- _Problem_:
Repeat everything in the material exactly.

- _Records to use_:
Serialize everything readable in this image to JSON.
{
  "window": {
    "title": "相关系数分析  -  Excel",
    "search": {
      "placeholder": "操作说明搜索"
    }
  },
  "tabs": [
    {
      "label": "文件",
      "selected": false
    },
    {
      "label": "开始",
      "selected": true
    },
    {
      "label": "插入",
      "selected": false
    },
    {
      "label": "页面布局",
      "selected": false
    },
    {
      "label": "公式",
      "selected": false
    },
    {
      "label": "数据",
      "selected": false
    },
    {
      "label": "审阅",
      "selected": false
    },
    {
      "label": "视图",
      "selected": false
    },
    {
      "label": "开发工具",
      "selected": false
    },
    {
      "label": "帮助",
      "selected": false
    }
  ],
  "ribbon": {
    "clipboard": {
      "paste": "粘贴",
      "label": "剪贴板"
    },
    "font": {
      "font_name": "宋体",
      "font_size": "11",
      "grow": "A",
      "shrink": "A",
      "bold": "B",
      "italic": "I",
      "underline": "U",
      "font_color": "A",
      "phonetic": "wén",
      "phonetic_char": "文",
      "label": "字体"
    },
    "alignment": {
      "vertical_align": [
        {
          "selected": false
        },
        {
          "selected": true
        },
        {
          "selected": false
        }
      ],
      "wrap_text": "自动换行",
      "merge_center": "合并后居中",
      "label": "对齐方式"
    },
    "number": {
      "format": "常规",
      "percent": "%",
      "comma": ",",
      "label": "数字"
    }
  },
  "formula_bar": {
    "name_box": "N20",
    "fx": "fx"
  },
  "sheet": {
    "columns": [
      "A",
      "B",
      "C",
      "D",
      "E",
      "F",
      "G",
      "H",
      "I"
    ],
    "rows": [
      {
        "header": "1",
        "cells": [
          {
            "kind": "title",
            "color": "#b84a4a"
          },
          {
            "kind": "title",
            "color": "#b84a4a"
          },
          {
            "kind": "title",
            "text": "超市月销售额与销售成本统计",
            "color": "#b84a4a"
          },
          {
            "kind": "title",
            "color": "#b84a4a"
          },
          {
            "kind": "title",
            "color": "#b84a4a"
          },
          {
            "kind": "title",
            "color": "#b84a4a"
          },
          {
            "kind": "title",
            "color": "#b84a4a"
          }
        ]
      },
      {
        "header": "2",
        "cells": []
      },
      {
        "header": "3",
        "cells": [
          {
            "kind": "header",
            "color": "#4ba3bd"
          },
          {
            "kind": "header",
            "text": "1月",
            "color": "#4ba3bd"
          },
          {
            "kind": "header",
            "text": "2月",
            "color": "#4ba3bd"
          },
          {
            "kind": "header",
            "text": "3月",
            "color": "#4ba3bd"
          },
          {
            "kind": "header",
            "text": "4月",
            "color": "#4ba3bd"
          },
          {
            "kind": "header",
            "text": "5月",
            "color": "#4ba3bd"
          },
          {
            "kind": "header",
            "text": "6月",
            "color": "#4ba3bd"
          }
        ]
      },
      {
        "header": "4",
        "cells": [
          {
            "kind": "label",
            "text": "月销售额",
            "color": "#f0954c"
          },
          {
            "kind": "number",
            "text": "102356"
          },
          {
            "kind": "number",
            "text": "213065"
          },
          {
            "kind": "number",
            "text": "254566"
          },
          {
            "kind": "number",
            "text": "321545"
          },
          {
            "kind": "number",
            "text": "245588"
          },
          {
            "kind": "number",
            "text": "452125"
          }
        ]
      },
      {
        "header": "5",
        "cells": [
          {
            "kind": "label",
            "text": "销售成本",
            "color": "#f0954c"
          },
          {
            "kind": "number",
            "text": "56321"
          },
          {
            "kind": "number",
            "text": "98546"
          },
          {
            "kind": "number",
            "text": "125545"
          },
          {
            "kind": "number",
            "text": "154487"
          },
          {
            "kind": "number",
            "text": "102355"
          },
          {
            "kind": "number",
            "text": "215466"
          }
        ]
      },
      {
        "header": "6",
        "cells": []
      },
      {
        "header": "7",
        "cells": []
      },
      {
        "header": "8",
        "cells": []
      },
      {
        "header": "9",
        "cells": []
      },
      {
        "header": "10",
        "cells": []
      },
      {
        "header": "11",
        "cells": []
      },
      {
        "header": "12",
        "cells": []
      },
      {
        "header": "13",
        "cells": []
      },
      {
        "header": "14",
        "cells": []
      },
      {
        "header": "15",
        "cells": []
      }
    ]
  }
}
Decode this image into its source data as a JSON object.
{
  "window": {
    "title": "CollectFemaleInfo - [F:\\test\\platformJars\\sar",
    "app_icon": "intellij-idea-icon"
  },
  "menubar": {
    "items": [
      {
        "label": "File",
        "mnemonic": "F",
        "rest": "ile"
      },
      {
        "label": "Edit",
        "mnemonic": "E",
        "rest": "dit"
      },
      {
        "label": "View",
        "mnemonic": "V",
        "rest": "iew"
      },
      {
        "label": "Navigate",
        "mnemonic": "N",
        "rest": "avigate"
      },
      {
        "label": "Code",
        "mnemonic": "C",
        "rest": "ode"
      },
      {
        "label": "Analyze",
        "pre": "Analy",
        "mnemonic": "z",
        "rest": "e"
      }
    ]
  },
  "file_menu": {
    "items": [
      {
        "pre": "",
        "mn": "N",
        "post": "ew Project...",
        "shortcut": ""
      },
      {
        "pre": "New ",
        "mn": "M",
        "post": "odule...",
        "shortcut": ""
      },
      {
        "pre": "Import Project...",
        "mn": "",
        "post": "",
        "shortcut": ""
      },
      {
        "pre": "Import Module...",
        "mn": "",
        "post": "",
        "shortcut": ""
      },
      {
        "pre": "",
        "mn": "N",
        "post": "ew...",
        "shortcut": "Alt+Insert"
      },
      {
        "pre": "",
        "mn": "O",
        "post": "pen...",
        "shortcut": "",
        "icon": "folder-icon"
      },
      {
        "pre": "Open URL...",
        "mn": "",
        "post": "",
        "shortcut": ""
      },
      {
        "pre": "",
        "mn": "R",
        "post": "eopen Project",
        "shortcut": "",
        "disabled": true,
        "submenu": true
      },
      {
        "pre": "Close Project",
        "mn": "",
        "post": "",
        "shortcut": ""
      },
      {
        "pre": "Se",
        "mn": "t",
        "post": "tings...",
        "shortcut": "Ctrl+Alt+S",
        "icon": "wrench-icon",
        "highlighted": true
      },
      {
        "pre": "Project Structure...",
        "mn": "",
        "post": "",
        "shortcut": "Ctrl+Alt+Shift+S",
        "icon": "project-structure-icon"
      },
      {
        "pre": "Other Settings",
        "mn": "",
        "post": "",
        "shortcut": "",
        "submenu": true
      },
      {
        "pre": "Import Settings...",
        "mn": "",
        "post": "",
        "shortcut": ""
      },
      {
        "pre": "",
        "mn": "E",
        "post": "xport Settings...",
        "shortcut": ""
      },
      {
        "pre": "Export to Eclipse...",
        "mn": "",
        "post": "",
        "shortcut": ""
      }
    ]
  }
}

- _Result for this exercise_:
Serialize everything readable in this image to JSON.
{
  "window": {
    "title": "相关系数分析  -  Excel",
    "search": {
      "placeholder": "操作说明搜索"
    }
  },
  "tabs": [
    {
      "label": "文件",
      "selected": false
    },
    {
      "label": "开始",
      "selected": true
    },
    {
      "label": "插入",
      "selected": false
    },
    {
      "label": "页面布局",
      "selected": false
    },
    {
      "label": "公式",
      "selected": false
    },
    {
      "label": "数据",
      "selected": false
    },
    {
      "label": "审阅",
      "selected": false
    },
    {
      "label": "视图",
      "selected": false
    },
    {
      "label": "开发工具",
      "selected": false
    },
    {
      "label": "帮助",
      "selected": false
    }
  ],
  "ribbon": {
    "clipboard": {
      "paste": "粘贴",
      "label": "剪贴板"
    },
    "font": {
      "font_name": "宋体",
      "font_size": "11",
      "grow": "A",
      "shrink": "A",
      "bold": "B",
      "italic": "I",
      "underline": "U",
      "font_color": "A",
      "phonetic": "wén",
      "phonetic_char": "文",
      "label": "字体"
    },
    "alignment": {
      "vertical_align": [
        {
          "selected": false
        },
        {
          "selected": true
        },
        {
          "selected": false
        }
      ],
      "wrap_text": "自动换行",
      "merge_center": "合并后居中",
      "label": "对齐方式"
    },
    "number": {
      "format": "常规",
      "percent": "%",
      "comma": ",",
      "label": "数字"
    }
  },
  "formula_bar": {
    "name_box": "N20",
    "fx": "fx"
  },
  "sheet": {
    "columns": [
      "A",
      "B",
      "C",
      "D",
      "E",
      "F",
      "G",
      "H",
      "I"
    ],
    "rows": [
      {
        "header": "1",
        "cells": [
          {
            "kind": "title",
            "color": "#b84a4a"
          },
          {
            "kind": "title",
            "color": "#b84a4a"
          },
          {
            "kind": "title",
            "text": "超市月销售额与销售成本统计",
            "color": "#b84a4a"
          },
          {
            "kind": "title",
            "color": "#b84a4a"
          },
          {
            "kind": "title",
            "color": "#b84a4a"
          },
          {
            "kind": "title",
            "color": "#b84a4a"
          },
          {
            "kind": "title",
            "color": "#b84a4a"
          }
        ]
      },
      {
        "header": "2",
        "cells": []
      },
      {
        "header": "3",
        "cells": [
          {
            "kind": "header",
            "color": "#4ba3bd"
          },
          {
            "kind": "header",
            "text": "1月",
            "color": "#4ba3bd"
          },
          {
            "kind": "header",
            "text": "2月",
            "color": "#4ba3bd"
          },
          {
            "kind": "header",
            "text": "3月",
            "color": "#4ba3bd"
          },
          {
            "kind": "header",
            "text": "4月",
            "color": "#4ba3bd"
          },
          {
            "kind": "header",
            "text": "5月",
            "color": "#4ba3bd"
          },
          {
            "kind": "header",
            "text": "6月",
            "color": "#4ba3bd"
          }
        ]
      },
      {
        "header": "4",
        "cells": [
          {
            "kind": "label",
            "text": "月销售额",
            "color": "#f0954c"
          },
          {
            "kind": "number",
            "text": "102356"
          },
          {
            "kind": "number",
            "text": "213065"
          },
          {
            "kind": "number",
            "text": "254566"
          },
          {
            "kind": "number",
            "text": "321545"
          },
          {
            "kind": "number",
            "text": "245588"
          },
          {
            "kind": "number",
            "text": "452125"
          }
        ]
      },
      {
        "header": "5",
        "cells": [
          {
            "kind": "label",
            "text": "销售成本",
            "color": "#f0954c"
          },
          {
            "kind": "number",
            "text": "56321"
          },
          {
            "kind": "number",
            "text": "98546"
          },
          {
            "kind": "number",
            "text": "125545"
          },
          {
            "kind": "number",
            "text": "154487"
          },
          {
            "kind": "number",
            "text": "102355"
          },
          {
            "kind": "number",
            "text": "215466"
          }
        ]
      },
      {
        "header": "6",
        "cells": []
      },
      {
        "header": "7",
        "cells": []
      },
      {
        "header": "8",
        "cells": []
      },
      {
        "header": "9",
        "cells": []
      },
      {
        "header": "10",
        "cells": []
      },
      {
        "header": "11",
        "cells": []
      },
      {
        "header": "12",
        "cells": []
      },
      {
        "header": "13",
        "cells": []
      },
      {
        "header": "14",
        "cells": []
      },
      {
        "header": "15",
        "cells": []
      }
    ]
  }
}
Decode this image into its source data as a JSON object.
{
  "window": {
    "title": "CollectFemaleInfo - [F:\\test\\platformJars\\sar",
    "app_icon": "intellij-idea-icon"
  },
  "menubar": {
    "items": [
      {
        "label": "File",
        "mnemonic": "F",
        "rest": "ile"
      },
      {
        "label": "Edit",
        "mnemonic": "E",
        "rest": "dit"
      },
      {
        "label": "View",
        "mnemonic": "V",
        "rest": "iew"
      },
      {
        "label": "Navigate",
        "mnemonic": "N",
        "rest": "avigate"
      },
      {
        "label": "Code",
        "mnemonic": "C",
        "rest": "ode"
      },
      {
        "label": "Analyze",
        "pre": "Analy",
        "mnemonic": "z",
        "rest": "e"
      }
    ]
  },
  "file_menu": {
    "items": [
      {
        "pre": "",
        "mn": "N",
        "post": "ew Project...",
        "shortcut": ""
      },
      {
        "pre": "New ",
        "mn": "M",
        "post": "odule...",
        "shortcut": ""
      },
      {
        "pre": "Import Project...",
        "mn": "",
        "post": "",
        "shortcut": ""
      },
      {
        "pre": "Import Module...",
        "mn": "",
        "post": "",
        "shortcut": ""
      },
      {
        "pre": "",
        "mn": "N",
        "post": "ew...",
        "shortcut": "Alt+Insert"
      },
      {
        "pre": "",
        "mn": "O",
        "post": "pen...",
        "shortcut": "",
        "icon": "folder-icon"
      },
      {
        "pre": "Open URL...",
        "mn": "",
        "post": "",
        "shortcut": ""
      },
      {
        "pre": "",
        "mn": "R",
        "post": "eopen Project",
        "shortcut": "",
        "disabled": true,
        "submenu": true
      },
      {
        "pre": "Close Project",
        "mn": "",
        "post": "",
        "shortcut": ""
      },
      {
        "pre": "Se",
        "mn": "t",
        "post": "tings...",
        "shortcut": "Ctrl+Alt+S",
        "icon": "wrench-icon",
        "highlighted": true
      },
      {
        "pre": "Project Structure...",
        "mn": "",
        "post": "",
        "shortcut": "Ctrl+Alt+Shift+S",
        "icon": "project-structure-icon"
      },
      {
        "pre": "Other Settings",
        "mn": "",
        "post": "",
        "shortcut": "",
        "submenu": true
      },
      {
        "pre": "Import Settings...",
        "mn": "",
        "post": "",
        "shortcut": ""
      },
      {
        "pre": "",
        "mn": "E",
        "post": "xport Settings...",
        "shortcut": ""
      },
      {
        "pre": "Export to Eclipse...",
        "mn": "",
        "post": "",
        "shortcut": ""
      }
    ]
  }
}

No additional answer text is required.